Dataset entries on figures:
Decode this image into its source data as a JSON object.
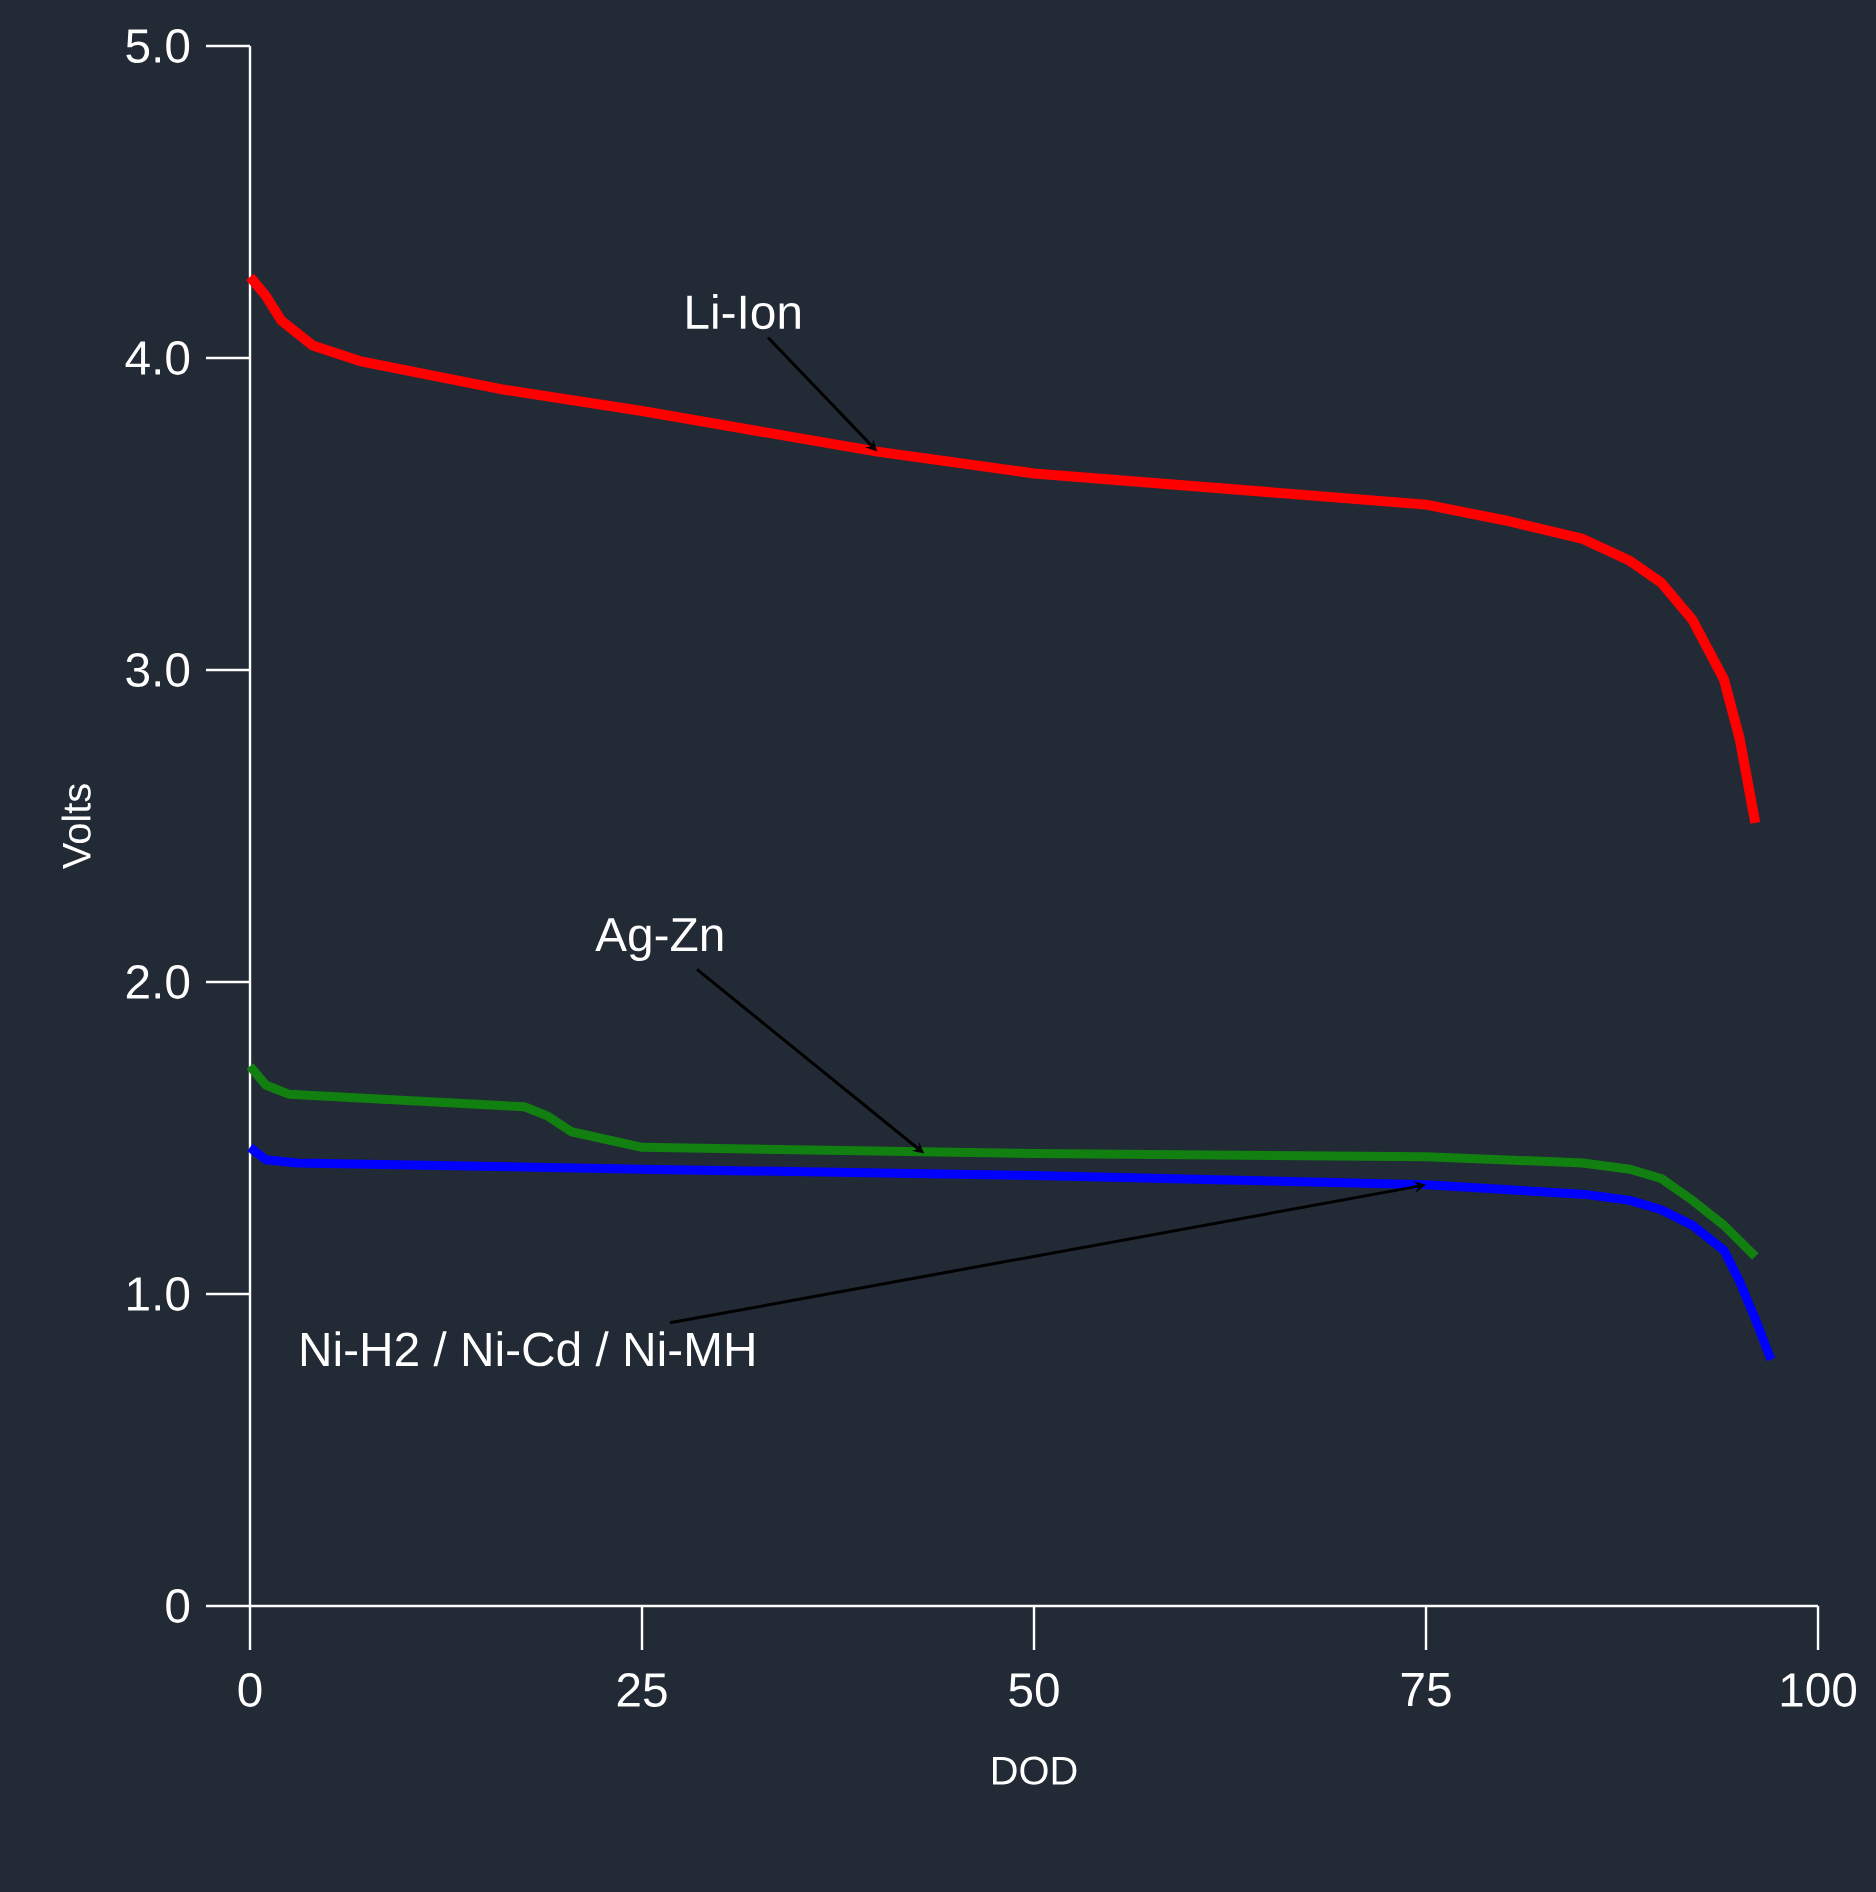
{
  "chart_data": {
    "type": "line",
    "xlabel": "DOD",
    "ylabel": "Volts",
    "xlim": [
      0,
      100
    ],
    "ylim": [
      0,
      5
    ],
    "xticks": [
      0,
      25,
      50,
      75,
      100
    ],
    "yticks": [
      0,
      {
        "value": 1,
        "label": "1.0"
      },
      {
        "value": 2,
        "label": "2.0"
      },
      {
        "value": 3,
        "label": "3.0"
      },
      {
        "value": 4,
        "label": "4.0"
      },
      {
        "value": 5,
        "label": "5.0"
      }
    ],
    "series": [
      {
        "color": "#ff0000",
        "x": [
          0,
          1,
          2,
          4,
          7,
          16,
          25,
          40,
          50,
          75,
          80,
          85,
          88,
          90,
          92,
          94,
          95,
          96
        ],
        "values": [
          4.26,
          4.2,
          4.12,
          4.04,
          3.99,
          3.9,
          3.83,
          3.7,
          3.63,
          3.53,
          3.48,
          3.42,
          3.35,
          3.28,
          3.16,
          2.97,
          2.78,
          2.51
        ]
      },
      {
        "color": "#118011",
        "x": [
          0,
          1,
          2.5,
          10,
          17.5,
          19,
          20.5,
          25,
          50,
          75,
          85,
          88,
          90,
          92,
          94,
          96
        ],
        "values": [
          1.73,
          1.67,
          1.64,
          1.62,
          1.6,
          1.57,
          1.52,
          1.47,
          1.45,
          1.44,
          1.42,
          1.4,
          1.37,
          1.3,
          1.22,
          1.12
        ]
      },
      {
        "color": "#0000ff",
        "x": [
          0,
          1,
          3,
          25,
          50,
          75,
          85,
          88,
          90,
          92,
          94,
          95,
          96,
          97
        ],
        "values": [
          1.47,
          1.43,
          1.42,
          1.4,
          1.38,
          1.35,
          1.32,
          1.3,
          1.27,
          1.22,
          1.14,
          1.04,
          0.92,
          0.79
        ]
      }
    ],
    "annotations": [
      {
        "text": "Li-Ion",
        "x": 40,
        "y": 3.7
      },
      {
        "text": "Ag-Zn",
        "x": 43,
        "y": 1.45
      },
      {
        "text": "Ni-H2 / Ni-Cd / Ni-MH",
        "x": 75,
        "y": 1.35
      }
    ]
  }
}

* GIVEN EXERCISE
Find every line with "text" in the listing and state how many there are, nothing else.

* WORKED SOLUTION
3